==== DATA EXTRACT ====

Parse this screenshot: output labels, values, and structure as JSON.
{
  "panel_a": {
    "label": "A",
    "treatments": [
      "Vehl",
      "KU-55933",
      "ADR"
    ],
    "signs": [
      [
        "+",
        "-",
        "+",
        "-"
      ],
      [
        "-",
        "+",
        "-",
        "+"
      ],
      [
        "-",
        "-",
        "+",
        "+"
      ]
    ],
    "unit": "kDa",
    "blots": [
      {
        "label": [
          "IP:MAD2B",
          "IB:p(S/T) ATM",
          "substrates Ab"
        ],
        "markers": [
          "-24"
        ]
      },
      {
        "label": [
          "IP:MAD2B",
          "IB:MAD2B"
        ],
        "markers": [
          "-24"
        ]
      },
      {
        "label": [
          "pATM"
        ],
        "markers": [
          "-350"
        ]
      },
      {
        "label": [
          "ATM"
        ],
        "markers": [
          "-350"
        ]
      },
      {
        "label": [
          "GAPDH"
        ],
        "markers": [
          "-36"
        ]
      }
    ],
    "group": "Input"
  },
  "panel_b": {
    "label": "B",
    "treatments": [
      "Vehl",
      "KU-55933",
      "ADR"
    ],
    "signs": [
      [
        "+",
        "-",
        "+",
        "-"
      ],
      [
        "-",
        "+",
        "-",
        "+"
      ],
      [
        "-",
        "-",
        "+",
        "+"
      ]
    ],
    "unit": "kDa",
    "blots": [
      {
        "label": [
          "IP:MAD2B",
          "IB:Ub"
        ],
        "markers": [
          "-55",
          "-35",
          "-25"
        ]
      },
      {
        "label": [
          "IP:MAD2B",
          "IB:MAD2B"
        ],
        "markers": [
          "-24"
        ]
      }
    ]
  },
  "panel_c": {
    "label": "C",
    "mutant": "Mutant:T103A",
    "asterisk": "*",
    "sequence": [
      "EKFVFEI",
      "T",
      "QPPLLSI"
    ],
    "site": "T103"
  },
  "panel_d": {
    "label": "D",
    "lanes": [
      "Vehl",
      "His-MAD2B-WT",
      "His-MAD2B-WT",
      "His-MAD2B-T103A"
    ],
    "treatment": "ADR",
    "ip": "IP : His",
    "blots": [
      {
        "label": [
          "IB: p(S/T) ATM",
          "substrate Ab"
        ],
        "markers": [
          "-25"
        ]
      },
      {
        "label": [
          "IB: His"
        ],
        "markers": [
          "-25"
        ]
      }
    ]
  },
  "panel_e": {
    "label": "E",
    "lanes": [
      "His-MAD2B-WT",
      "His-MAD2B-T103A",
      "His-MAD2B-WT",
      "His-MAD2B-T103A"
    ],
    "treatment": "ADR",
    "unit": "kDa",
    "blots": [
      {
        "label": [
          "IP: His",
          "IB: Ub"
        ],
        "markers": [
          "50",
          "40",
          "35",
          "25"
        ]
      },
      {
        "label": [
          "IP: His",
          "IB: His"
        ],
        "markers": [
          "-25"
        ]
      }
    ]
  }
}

====

• WHAT IS NEEDED: Write out all of the records above exactly as they appear.

• SOLUTION TO THE PROBLEM:
Parse this screenshot: output labels, values, and structure as JSON.
{
  "panel_a": {
    "label": "A",
    "treatments": [
      "Vehl",
      "KU-55933",
      "ADR"
    ],
    "signs": [
      [
        "+",
        "-",
        "+",
        "-"
      ],
      [
        "-",
        "+",
        "-",
        "+"
      ],
      [
        "-",
        "-",
        "+",
        "+"
      ]
    ],
    "unit": "kDa",
    "blots": [
      {
        "label": [
          "IP:MAD2B",
          "IB:p(S/T) ATM",
          "substrates Ab"
        ],
        "markers": [
          "-24"
        ]
      },
      {
        "label": [
          "IP:MAD2B",
          "IB:MAD2B"
        ],
        "markers": [
          "-24"
        ]
      },
      {
        "label": [
          "pATM"
        ],
        "markers": [
          "-350"
        ]
      },
      {
        "label": [
          "ATM"
        ],
        "markers": [
          "-350"
        ]
      },
      {
        "label": [
          "GAPDH"
        ],
        "markers": [
          "-36"
        ]
      }
    ],
    "group": "Input"
  },
  "panel_b": {
    "label": "B",
    "treatments": [
      "Vehl",
      "KU-55933",
      "ADR"
    ],
    "signs": [
      [
        "+",
        "-",
        "+",
        "-"
      ],
      [
        "-",
        "+",
        "-",
        "+"
      ],
      [
        "-",
        "-",
        "+",
        "+"
      ]
    ],
    "unit": "kDa",
    "blots": [
      {
        "label": [
          "IP:MAD2B",
          "IB:Ub"
        ],
        "markers": [
          "-55",
          "-35",
          "-25"
        ]
      },
      {
        "label": [
          "IP:MAD2B",
          "IB:MAD2B"
        ],
        "markers": [
          "-24"
        ]
      }
    ]
  },
  "panel_c": {
    "label": "C",
    "mutant": "Mutant:T103A",
    "asterisk": "*",
    "sequence": [
      "EKFVFEI",
      "T",
      "QPPLLSI"
    ],
    "site": "T103"
  },
  "panel_d": {
    "label": "D",
    "lanes": [
      "Vehl",
      "His-MAD2B-WT",
      "His-MAD2B-WT",
      "His-MAD2B-T103A"
    ],
    "treatment": "ADR",
    "ip": "IP : His",
    "blots": [
      {
        "label": [
          "IB: p(S/T) ATM",
          "substrate Ab"
        ],
        "markers": [
          "-25"
        ]
      },
      {
        "label": [
          "IB: His"
        ],
        "markers": [
          "-25"
        ]
      }
    ]
  },
  "panel_e": {
    "label": "E",
    "lanes": [
      "His-MAD2B-WT",
      "His-MAD2B-T103A",
      "His-MAD2B-WT",
      "His-MAD2B-T103A"
    ],
    "treatment": "ADR",
    "unit": "kDa",
    "blots": [
      {
        "label": [
          "IP: His",
          "IB: Ub"
        ],
        "markers": [
          "50",
          "40",
          "35",
          "25"
        ]
      },
      {
        "label": [
          "IP: His",
          "IB: His"
        ],
        "markers": [
          "-25"
        ]
      }
    ]
  }
}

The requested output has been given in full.